Glucocorticoid Receptors: Evidence for a Second, Non-Glucocorticoid Binding Site

Abstract

Previous studies on cytoplasmic glucocorticoid receptors and enzyme induction led to the classification of steroids as inducers (optimal or sub-optimal), antagonists, or inactive steroids, with respect to their activity as glucocorticoids. The receptor was postulated to exist in allosteric equilibrium between 2 conformational states, 1 active and the other inactive. Steroids behaved as inducers (optimal or sub-optimal), antagonists or inactive steroids depending on their relative affinity for the active and inactive conformational state of the receptor. Another possible model invokes multiple binding sites on a single receptor with interactions between the binding sites depending upon the particular steroid bound. To test this latter possibility, an experimental technique was developed to measure the rate of dissociation of 3H-dexamethasone ([3H]DM) or 3H-aldosterone ([3H]A) from the glucocorticoid receptor of rat liver or kidney cytosol. The dissociation of the [3H]DM-receptor at 25.degree. C was not due to irreversible denaturation, and minimal recombination of the receptor with [3H]DM occurred. Progesterone and a number of other steroids consistently increased the dissociation rate of [3H]DM-receptor complexes in both liver and kidney cytosol. An identical effect was seen with hepatic glucocorticoid receptors labeled with [3H]A, like DM an optimal inducer. All steroids which enhanced glucocorticoid-receptor dissociation were either antagonists or sub-optimal inducers. Glucocorticoid receptors may have at least 2 classes of binding sites, and occupation of the 2nd site may increase the dissociation rate of agonists from glucocorticoid receptors.

**Provided information**
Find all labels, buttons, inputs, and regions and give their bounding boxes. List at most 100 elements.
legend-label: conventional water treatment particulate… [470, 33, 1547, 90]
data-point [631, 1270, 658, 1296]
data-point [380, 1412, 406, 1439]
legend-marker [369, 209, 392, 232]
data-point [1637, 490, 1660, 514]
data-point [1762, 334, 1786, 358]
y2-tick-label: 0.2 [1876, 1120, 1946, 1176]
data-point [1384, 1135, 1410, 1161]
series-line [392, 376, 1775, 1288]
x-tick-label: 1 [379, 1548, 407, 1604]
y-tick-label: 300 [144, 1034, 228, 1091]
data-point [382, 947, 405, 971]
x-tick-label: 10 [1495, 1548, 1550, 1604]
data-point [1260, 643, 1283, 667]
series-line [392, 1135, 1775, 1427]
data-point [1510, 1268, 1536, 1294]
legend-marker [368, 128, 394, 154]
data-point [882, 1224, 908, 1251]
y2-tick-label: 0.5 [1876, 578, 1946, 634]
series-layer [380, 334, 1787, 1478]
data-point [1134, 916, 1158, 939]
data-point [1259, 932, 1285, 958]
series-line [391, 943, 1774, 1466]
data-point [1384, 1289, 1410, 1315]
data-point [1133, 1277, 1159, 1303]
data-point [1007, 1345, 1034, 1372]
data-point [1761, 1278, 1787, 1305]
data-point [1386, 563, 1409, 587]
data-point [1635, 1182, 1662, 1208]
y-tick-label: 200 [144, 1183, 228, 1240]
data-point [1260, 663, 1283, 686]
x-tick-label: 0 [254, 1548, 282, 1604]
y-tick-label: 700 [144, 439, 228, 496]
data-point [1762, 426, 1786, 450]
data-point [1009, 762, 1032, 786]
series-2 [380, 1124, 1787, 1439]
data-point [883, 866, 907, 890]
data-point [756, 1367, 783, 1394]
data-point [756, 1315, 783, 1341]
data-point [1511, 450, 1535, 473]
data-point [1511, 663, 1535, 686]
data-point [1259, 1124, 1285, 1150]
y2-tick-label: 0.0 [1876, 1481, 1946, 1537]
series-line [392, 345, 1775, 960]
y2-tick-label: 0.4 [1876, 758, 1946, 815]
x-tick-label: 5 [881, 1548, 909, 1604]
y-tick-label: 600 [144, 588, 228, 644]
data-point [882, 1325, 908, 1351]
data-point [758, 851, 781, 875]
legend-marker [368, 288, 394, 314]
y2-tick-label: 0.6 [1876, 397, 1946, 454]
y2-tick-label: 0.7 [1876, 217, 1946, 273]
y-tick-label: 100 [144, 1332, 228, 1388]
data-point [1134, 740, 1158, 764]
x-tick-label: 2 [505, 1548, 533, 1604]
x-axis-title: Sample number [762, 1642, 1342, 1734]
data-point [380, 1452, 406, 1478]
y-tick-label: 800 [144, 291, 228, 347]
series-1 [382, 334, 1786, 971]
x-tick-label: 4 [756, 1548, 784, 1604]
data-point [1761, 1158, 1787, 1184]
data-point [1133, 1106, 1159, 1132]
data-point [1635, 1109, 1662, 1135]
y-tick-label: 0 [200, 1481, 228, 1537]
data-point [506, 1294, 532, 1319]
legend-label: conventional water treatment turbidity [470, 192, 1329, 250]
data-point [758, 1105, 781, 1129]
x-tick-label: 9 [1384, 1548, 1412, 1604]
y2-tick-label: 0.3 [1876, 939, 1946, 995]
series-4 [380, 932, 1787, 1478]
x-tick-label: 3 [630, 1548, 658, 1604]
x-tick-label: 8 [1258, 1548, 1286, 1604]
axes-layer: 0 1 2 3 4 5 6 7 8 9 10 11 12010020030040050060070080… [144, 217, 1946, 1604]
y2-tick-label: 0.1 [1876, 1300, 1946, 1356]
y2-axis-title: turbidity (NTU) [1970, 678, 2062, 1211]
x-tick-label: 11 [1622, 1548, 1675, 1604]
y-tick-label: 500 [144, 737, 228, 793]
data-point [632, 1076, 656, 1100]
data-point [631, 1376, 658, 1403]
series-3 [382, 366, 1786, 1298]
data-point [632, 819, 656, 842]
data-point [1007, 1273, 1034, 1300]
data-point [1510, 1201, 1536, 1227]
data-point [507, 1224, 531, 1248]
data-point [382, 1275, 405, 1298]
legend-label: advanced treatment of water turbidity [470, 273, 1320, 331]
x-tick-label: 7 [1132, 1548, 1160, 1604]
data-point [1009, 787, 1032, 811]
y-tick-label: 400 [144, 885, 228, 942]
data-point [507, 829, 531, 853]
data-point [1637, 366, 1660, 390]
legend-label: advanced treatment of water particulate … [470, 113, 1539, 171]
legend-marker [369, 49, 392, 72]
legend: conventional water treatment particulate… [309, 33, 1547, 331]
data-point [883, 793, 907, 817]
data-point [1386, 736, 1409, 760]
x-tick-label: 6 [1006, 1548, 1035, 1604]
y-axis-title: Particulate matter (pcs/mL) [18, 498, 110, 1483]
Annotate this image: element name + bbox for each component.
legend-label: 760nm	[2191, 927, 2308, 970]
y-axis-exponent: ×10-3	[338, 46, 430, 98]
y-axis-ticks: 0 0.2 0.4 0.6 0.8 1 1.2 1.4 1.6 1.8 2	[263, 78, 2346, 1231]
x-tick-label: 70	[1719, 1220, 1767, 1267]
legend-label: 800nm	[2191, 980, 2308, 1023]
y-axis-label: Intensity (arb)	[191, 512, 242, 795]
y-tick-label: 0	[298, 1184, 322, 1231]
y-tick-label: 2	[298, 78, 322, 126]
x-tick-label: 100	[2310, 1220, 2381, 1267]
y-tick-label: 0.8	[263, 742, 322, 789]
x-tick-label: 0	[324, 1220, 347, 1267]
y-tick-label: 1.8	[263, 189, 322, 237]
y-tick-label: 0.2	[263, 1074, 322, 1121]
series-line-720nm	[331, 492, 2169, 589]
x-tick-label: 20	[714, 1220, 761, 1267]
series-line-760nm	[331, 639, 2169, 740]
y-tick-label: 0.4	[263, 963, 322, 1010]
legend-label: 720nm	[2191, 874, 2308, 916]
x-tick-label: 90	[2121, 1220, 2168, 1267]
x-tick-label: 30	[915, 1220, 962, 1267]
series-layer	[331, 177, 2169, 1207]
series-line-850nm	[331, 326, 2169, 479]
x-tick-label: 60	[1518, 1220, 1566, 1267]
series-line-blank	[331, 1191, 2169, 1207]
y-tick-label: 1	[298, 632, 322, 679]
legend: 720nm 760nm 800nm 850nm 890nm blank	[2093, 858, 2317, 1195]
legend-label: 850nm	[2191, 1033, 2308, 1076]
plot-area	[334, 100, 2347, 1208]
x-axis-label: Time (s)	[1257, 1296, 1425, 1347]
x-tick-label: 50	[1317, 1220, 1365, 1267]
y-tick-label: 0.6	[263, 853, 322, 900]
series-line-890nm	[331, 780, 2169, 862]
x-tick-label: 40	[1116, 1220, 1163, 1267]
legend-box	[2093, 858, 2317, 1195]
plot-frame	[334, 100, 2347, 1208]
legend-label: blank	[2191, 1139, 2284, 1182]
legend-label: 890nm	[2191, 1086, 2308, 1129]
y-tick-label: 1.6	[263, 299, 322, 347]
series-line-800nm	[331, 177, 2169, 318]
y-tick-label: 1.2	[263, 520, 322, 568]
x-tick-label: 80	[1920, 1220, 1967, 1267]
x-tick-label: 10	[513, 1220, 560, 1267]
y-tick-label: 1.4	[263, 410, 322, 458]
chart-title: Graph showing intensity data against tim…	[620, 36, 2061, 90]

**What to work on**
Answer these questions about the glucocorticoid receptor abstract above:
1. Into which categories did previous studies classify steroids according to their activity as glucocorticoids?
2. At what temperature was the dissociation of the [3H]DM-receptor shown not to be caused by irreversible denaturation?
3. What types of steroids enhanced glucocorticoid-receptor dissociation?

**Task output**
1. Inducers (optimal or sub-optimal), antagonists, or inactive steroids.
2. 25 °C.
3. Antagonists or sub-optimal inducers.